Given request:
Write out each line from the data below that includes the word "Ella".

##### The input

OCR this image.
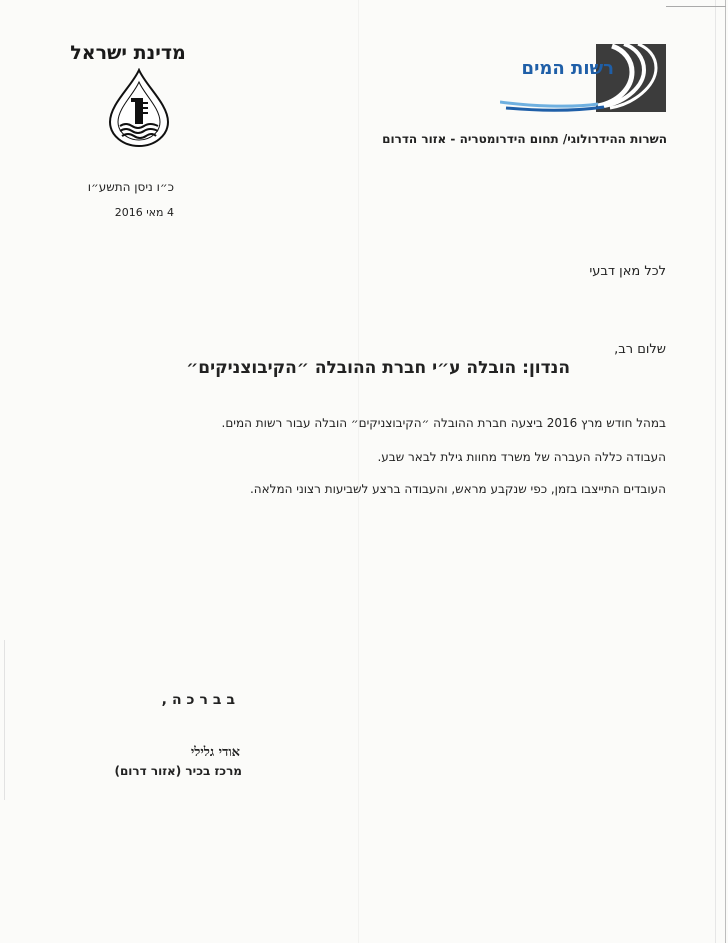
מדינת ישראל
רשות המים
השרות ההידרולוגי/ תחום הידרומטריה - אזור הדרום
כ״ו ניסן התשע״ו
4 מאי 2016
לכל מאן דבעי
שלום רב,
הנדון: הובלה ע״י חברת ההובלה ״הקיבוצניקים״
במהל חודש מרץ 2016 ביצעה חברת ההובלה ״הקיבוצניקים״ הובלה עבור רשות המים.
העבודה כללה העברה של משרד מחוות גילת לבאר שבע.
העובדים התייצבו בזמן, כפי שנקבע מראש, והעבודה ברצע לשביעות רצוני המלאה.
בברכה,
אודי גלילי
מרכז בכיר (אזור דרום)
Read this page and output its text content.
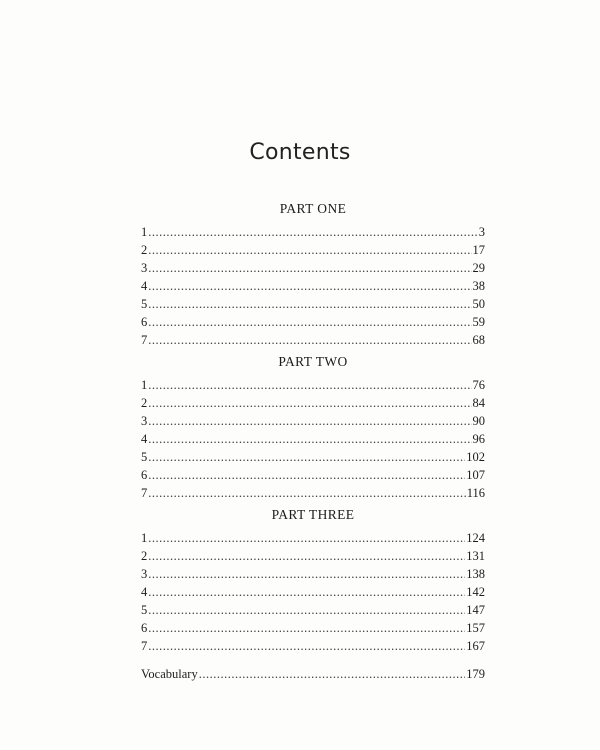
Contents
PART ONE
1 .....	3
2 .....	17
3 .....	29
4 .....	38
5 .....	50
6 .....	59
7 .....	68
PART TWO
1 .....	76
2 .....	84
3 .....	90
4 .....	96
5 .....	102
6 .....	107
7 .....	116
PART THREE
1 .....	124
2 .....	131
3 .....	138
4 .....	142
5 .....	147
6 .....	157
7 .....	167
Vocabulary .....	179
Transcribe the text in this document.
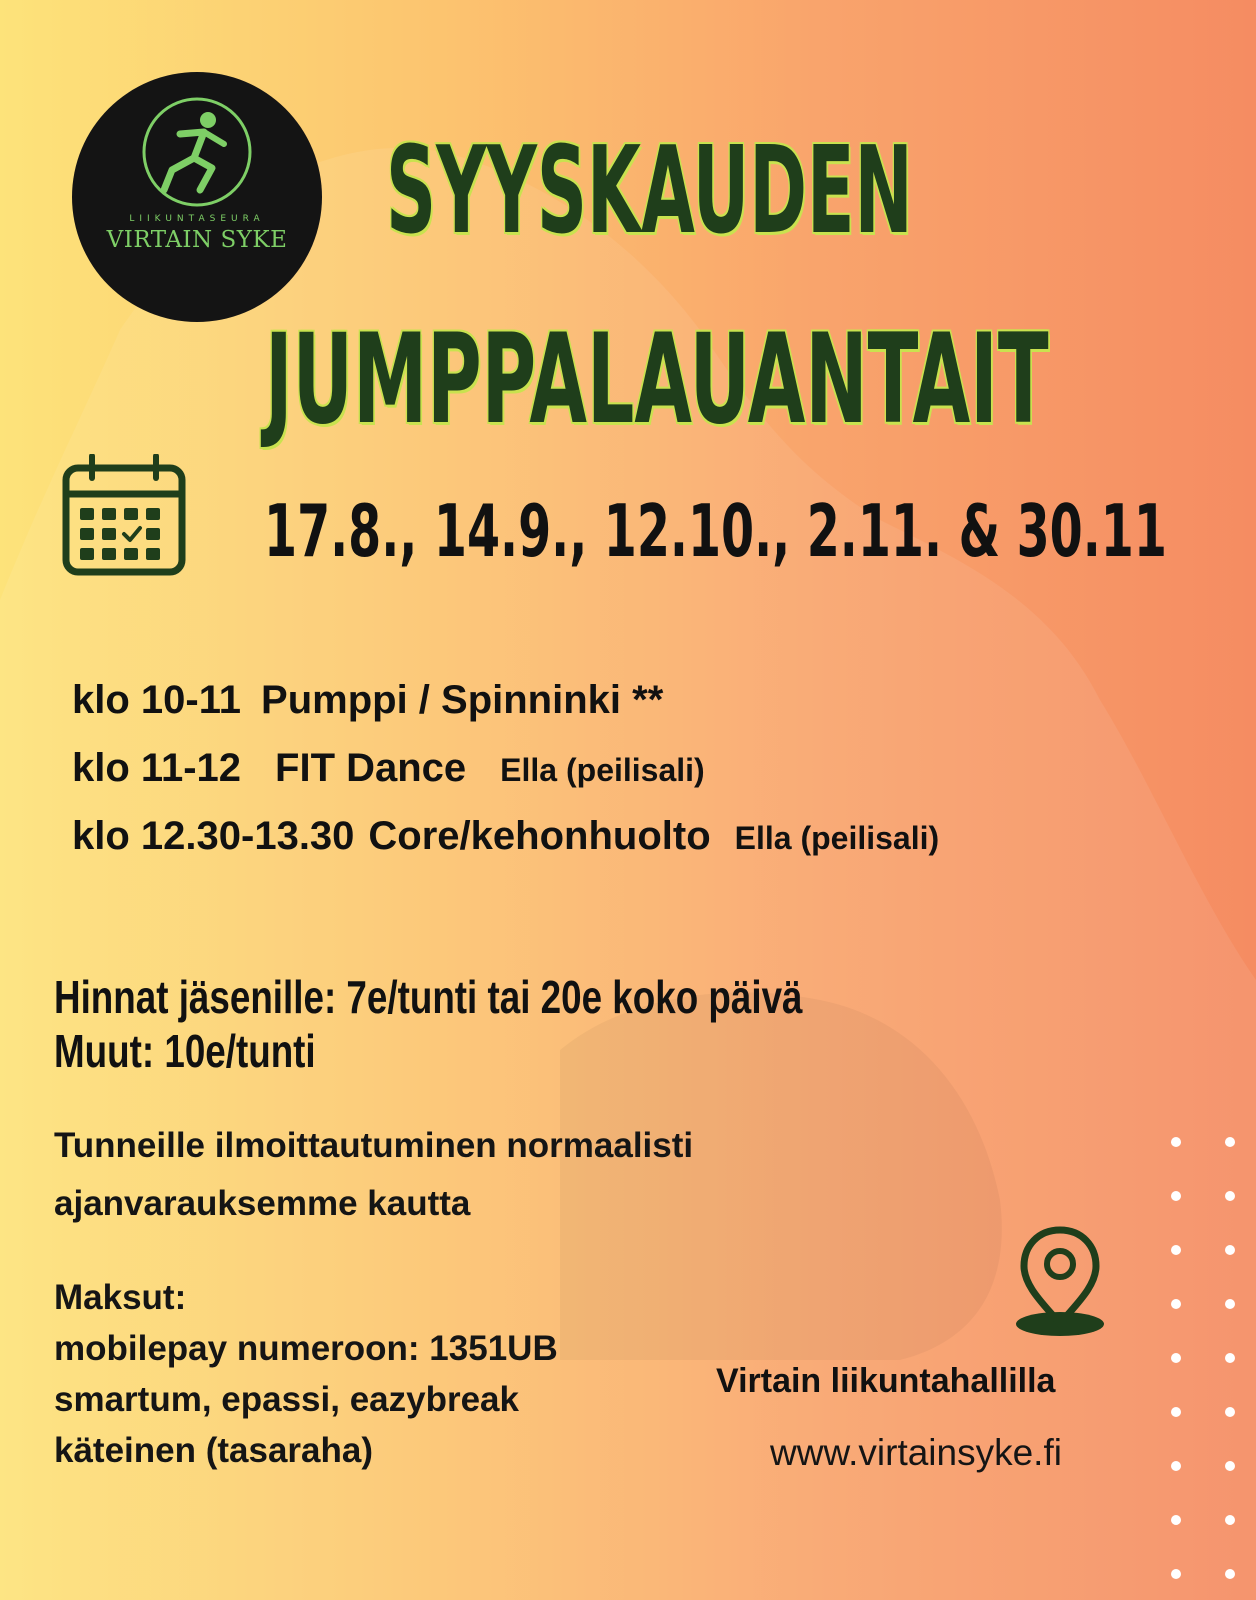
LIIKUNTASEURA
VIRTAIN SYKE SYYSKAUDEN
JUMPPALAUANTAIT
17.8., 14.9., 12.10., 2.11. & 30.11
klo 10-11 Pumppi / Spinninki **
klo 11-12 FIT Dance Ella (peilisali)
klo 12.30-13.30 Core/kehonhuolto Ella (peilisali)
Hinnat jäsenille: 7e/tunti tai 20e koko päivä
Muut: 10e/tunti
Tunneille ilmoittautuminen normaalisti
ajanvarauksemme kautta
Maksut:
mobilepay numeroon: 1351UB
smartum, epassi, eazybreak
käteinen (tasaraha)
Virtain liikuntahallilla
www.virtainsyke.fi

##########

The solution:
klo 11-12 FIT Dance Ella (peilisali)
klo 12.30-13.30 Core/kehonhuolto Ella (peilisali)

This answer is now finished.